• **THE PROBLEM**
Recast the rows below as a numbered list, beginning with the line that contains "- category-label: Menos" and continuing through the line that contains "- bar: [368, 403, 815, 437]". Skip any blank lines.

Lists of layout items with their boxes
|---|
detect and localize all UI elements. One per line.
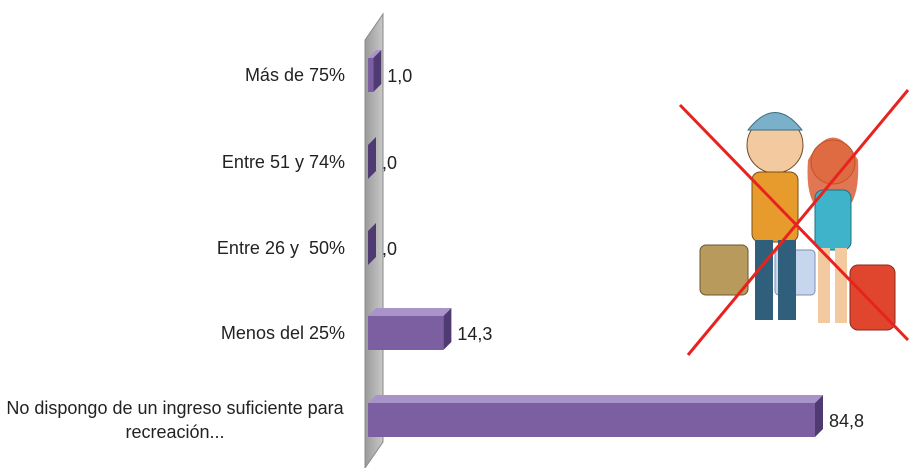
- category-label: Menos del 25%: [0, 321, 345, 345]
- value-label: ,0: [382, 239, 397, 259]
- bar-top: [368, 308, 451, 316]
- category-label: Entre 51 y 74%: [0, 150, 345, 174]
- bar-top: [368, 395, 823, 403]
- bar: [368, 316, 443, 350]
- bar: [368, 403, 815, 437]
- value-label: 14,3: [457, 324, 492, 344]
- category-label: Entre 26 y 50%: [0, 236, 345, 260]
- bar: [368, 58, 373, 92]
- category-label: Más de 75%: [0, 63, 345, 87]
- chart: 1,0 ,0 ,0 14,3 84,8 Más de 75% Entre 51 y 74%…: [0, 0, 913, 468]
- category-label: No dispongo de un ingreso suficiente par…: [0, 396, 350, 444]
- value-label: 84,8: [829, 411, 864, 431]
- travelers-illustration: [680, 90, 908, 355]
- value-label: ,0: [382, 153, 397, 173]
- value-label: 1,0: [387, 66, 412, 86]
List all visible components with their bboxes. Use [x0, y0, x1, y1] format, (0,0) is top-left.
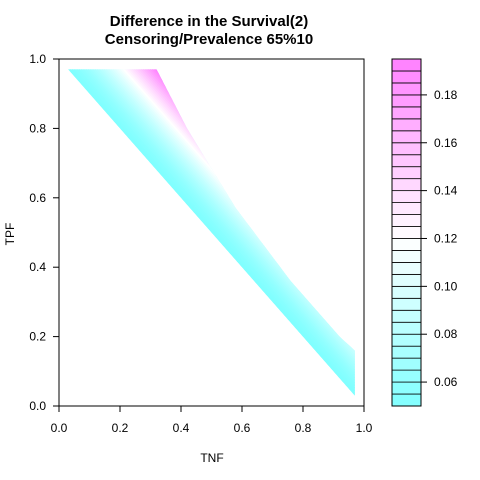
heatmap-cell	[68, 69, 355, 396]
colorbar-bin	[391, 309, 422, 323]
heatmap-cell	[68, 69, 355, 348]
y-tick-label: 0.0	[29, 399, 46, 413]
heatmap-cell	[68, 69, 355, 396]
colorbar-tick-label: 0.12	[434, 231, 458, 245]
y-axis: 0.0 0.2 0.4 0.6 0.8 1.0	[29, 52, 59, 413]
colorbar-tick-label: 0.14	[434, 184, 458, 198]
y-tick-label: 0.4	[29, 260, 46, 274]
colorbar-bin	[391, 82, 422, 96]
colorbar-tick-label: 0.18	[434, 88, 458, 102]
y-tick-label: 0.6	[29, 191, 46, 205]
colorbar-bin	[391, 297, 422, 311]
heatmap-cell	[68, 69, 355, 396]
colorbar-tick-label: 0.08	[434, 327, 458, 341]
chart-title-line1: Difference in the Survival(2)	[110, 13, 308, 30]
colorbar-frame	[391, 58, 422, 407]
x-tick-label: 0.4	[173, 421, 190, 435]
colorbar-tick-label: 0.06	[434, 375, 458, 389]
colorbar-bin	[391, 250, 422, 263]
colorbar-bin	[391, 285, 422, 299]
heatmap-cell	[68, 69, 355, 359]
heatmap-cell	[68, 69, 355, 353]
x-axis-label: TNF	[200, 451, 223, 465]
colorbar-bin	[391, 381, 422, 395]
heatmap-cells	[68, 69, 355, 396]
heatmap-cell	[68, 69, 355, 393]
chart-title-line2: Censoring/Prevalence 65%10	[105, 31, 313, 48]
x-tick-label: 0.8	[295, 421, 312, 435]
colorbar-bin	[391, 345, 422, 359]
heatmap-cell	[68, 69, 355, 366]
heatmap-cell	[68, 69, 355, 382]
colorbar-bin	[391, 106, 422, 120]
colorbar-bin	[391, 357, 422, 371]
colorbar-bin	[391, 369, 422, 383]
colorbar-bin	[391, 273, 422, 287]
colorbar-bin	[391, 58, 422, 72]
|---|
• **TASK ANSWER**
1. - category-label: Menos del 25%: [0, 321, 345, 345]
2. - value-label: ,0: [382, 239, 397, 259]
3. - bar-top: [368, 308, 451, 316]
4. - category-label: Entre 51 y 74%: [0, 150, 345, 174]
5. - bar-top: [368, 395, 823, 403]
6. - bar: [368, 316, 443, 350]
7. - bar: [368, 403, 815, 437]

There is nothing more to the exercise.